----- Excerpted data -----
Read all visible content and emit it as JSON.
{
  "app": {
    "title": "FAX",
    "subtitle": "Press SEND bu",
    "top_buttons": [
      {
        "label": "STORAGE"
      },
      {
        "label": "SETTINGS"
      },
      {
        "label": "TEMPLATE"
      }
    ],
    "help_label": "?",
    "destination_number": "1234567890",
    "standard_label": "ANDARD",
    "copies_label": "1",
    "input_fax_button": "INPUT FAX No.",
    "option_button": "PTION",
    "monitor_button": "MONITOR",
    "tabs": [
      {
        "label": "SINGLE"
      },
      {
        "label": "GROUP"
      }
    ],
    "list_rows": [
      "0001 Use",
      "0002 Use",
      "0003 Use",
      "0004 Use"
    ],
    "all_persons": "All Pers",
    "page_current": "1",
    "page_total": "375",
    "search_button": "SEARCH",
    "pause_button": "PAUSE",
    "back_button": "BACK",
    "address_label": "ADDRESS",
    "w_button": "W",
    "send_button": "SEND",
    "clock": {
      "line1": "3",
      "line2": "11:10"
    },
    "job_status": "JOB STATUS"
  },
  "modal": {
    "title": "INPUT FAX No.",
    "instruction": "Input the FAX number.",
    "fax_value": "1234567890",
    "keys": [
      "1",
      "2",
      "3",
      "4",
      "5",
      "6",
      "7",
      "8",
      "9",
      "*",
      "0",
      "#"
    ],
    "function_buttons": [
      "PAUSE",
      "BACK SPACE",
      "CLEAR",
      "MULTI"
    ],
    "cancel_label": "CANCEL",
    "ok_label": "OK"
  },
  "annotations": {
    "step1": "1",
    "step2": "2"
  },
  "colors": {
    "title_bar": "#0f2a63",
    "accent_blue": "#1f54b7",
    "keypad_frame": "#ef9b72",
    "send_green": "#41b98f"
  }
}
-----
## Task
Print out the whole listing exactly as it appears.

## Solved exercise
Read all visible content and emit it as JSON.
{
  "app": {
    "title": "FAX",
    "subtitle": "Press SEND bu",
    "top_buttons": [
      {
        "label": "STORAGE"
      },
      {
        "label": "SETTINGS"
      },
      {
        "label": "TEMPLATE"
      }
    ],
    "help_label": "?",
    "destination_number": "1234567890",
    "standard_label": "ANDARD",
    "copies_label": "1",
    "input_fax_button": "INPUT FAX No.",
    "option_button": "PTION",
    "monitor_button": "MONITOR",
    "tabs": [
      {
        "label": "SINGLE"
      },
      {
        "label": "GROUP"
      }
    ],
    "list_rows": [
      "0001 Use",
      "0002 Use",
      "0003 Use",
      "0004 Use"
    ],
    "all_persons": "All Pers",
    "page_current": "1",
    "page_total": "375",
    "search_button": "SEARCH",
    "pause_button": "PAUSE",
    "back_button": "BACK",
    "address_label": "ADDRESS",
    "w_button": "W",
    "send_button": "SEND",
    "clock": {
      "line1": "3",
      "line2": "11:10"
    },
    "job_status": "JOB STATUS"
  },
  "modal": {
    "title": "INPUT FAX No.",
    "instruction": "Input the FAX number.",
    "fax_value": "1234567890",
    "keys": [
      "1",
      "2",
      "3",
      "4",
      "5",
      "6",
      "7",
      "8",
      "9",
      "*",
      "0",
      "#"
    ],
    "function_buttons": [
      "PAUSE",
      "BACK SPACE",
      "CLEAR",
      "MULTI"
    ],
    "cancel_label": "CANCEL",
    "ok_label": "OK"
  },
  "annotations": {
    "step1": "1",
    "step2": "2"
  },
  "colors": {
    "title_bar": "#0f2a63",
    "accent_blue": "#1f54b7",
    "keypad_frame": "#ef9b72",
    "send_green": "#41b98f"
  }
}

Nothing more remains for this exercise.